Dataset entries:
*-*-*

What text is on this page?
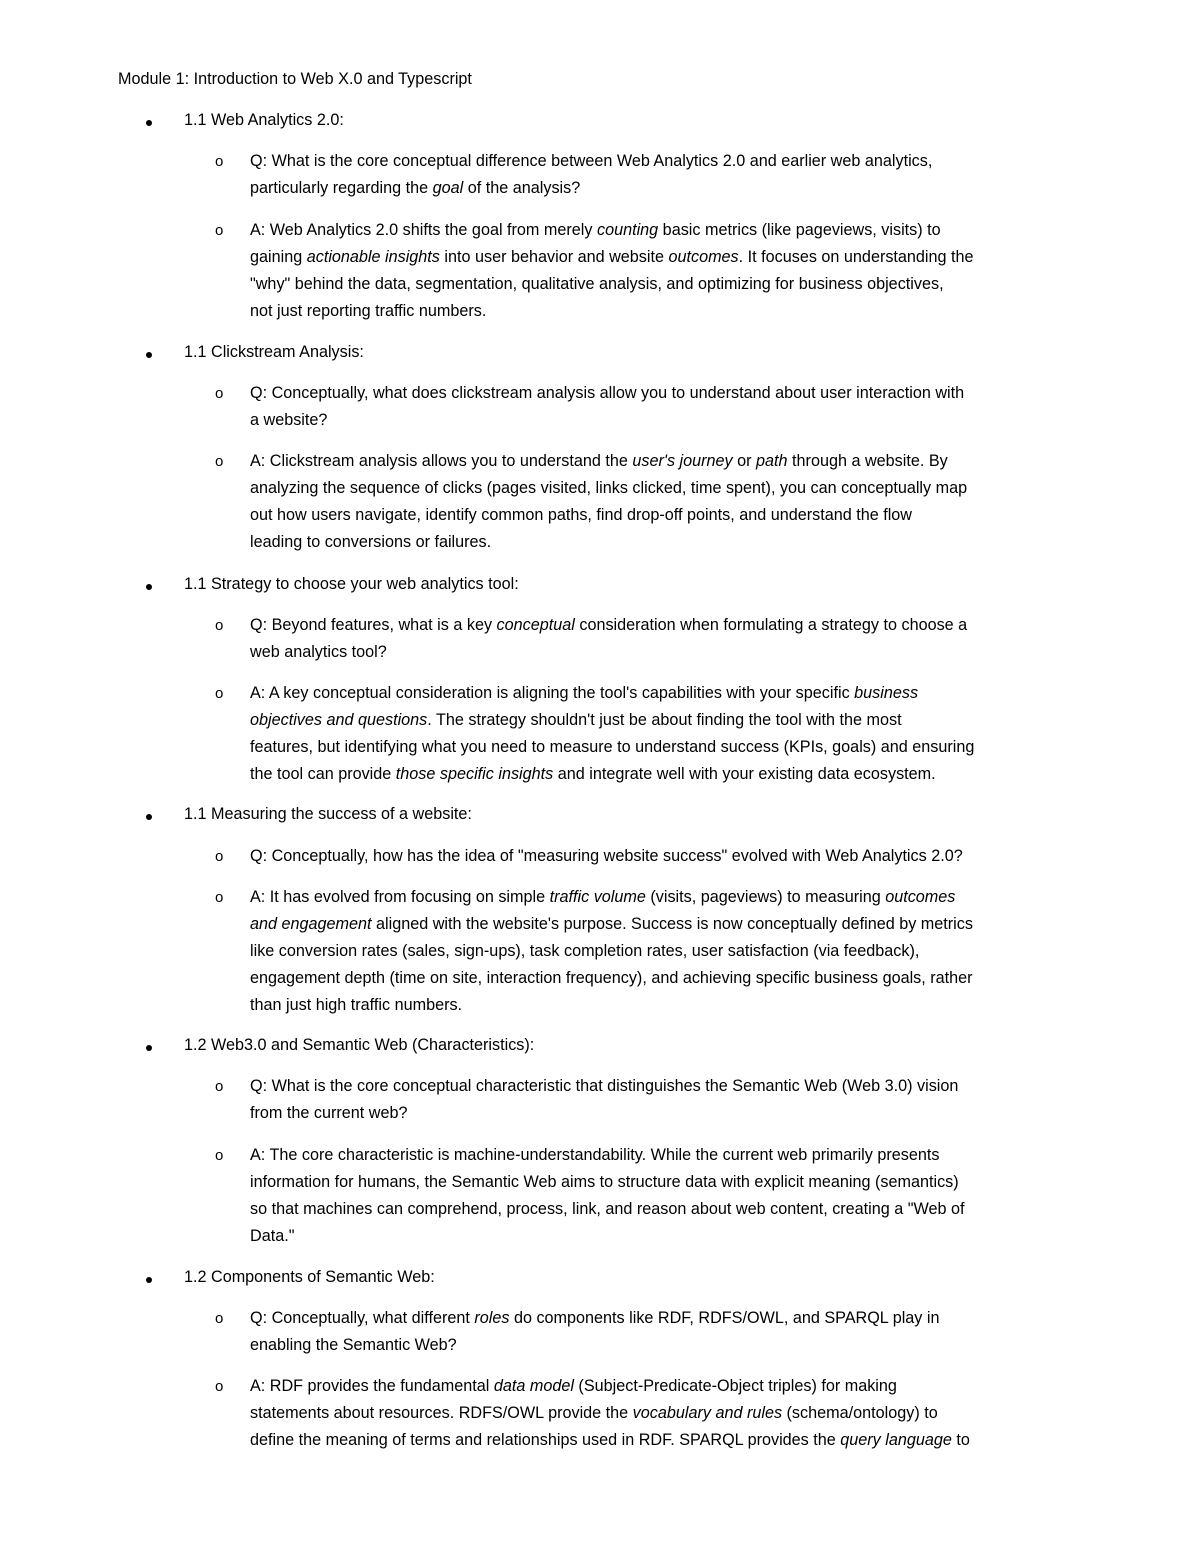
Module 1: Introduction to Web X.0 and Typescript
1.1 Web Analytics 2.0:
o Q: What is the core conceptual difference between Web Analytics 2.0 and earlier web analytics,
particularly regarding the goal of the analysis?
o A: Web Analytics 2.0 shifts the goal from merely counting basic metrics (like pageviews, visits) to
gaining actionable insights into user behavior and website outcomes. It focuses on understanding the
"why" behind the data, segmentation, qualitative analysis, and optimizing for business objectives,
not just reporting traffic numbers.
1.1 Clickstream Analysis:
o Q: Conceptually, what does clickstream analysis allow you to understand about user interaction with
a website?
o A: Clickstream analysis allows you to understand the user's journey or path through a website. By
analyzing the sequence of clicks (pages visited, links clicked, time spent), you can conceptually map
out how users navigate, identify common paths, find drop-off points, and understand the flow
leading to conversions or failures.
1.1 Strategy to choose your web analytics tool:
o Q: Beyond features, what is a key conceptual consideration when formulating a strategy to choose a
web analytics tool?
o A: A key conceptual consideration is aligning the tool's capabilities with your specific business
objectives and questions. The strategy shouldn't just be about finding the tool with the most
features, but identifying what you need to measure to understand success (KPIs, goals) and ensuring
the tool can provide those specific insights and integrate well with your existing data ecosystem.
1.1 Measuring the success of a website:
o Q: Conceptually, how has the idea of "measuring website success" evolved with Web Analytics 2.0?
o A: It has evolved from focusing on simple traffic volume (visits, pageviews) to measuring outcomes
and engagement aligned with the website's purpose. Success is now conceptually defined by metrics
like conversion rates (sales, sign-ups), task completion rates, user satisfaction (via feedback),
engagement depth (time on site, interaction frequency), and achieving specific business goals, rather
than just high traffic numbers.
1.2 Web3.0 and Semantic Web (Characteristics):
o Q: What is the core conceptual characteristic that distinguishes the Semantic Web (Web 3.0) vision
from the current web?
o A: The core characteristic is machine-understandability. While the current web primarily presents
information for humans, the Semantic Web aims to structure data with explicit meaning (semantics)
so that machines can comprehend, process, link, and reason about web content, creating a "Web of
Data."
1.2 Components of Semantic Web:
o Q: Conceptually, what different roles do components like RDF, RDFS/OWL, and SPARQL play in
enabling the Semantic Web?
o A: RDF provides the fundamental data model (Subject-Predicate-Object triples) for making
statements about resources. RDFS/OWL provide the vocabulary and rules (schema/ontology) to
define the meaning of terms and relationships used in RDF. SPARQL provides the query language to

*-*-*

What the task requires: Transcribe the records above exactly, omitting every picture they contain.

Written reply:
What text is on this page?
Module 1: Introduction to Web X.0 and Typescript
1.1 Web Analytics 2.0:
o Q: What is the core conceptual difference between Web Analytics 2.0 and earlier web analytics,
particularly regarding the goal of the analysis?
o A: Web Analytics 2.0 shifts the goal from merely counting basic metrics (like pageviews, visits) to
gaining actionable insights into user behavior and website outcomes. It focuses on understanding the
"why" behind the data, segmentation, qualitative analysis, and optimizing for business objectives,
not just reporting traffic numbers.
1.1 Clickstream Analysis:
o Q: Conceptually, what does clickstream analysis allow you to understand about user interaction with
a website?
o A: Clickstream analysis allows you to understand the user's journey or path through a website. By
analyzing the sequence of clicks (pages visited, links clicked, time spent), you can conceptually map
out how users navigate, identify common paths, find drop-off points, and understand the flow
leading to conversions or failures.
1.1 Strategy to choose your web analytics tool:
o Q: Beyond features, what is a key conceptual consideration when formulating a strategy to choose a
web analytics tool?
o A: A key conceptual consideration is aligning the tool's capabilities with your specific business
objectives and questions. The strategy shouldn't just be about finding the tool with the most
features, but identifying what you need to measure to understand success (KPIs, goals) and ensuring
the tool can provide those specific insights and integrate well with your existing data ecosystem.
1.1 Measuring the success of a website:
o Q: Conceptually, how has the idea of "measuring website success" evolved with Web Analytics 2.0?
o A: It has evolved from focusing on simple traffic volume (visits, pageviews) to measuring outcomes
and engagement aligned with the website's purpose. Success is now conceptually defined by metrics
like conversion rates (sales, sign-ups), task completion rates, user satisfaction (via feedback),
engagement depth (time on site, interaction frequency), and achieving specific business goals, rather
than just high traffic numbers.
1.2 Web3.0 and Semantic Web (Characteristics):
o Q: What is the core conceptual characteristic that distinguishes the Semantic Web (Web 3.0) vision
from the current web?
o A: The core characteristic is machine-understandability. While the current web primarily presents
information for humans, the Semantic Web aims to structure data with explicit meaning (semantics)
so that machines can comprehend, process, link, and reason about web content, creating a "Web of
Data."
1.2 Components of Semantic Web:
o Q: Conceptually, what different roles do components like RDF, RDFS/OWL, and SPARQL play in
enabling the Semantic Web?
o A: RDF provides the fundamental data model (Subject-Predicate-Object triples) for making
statements about resources. RDFS/OWL provide the vocabulary and rules (schema/ontology) to
define the meaning of terms and relationships used in RDF. SPARQL provides the query language to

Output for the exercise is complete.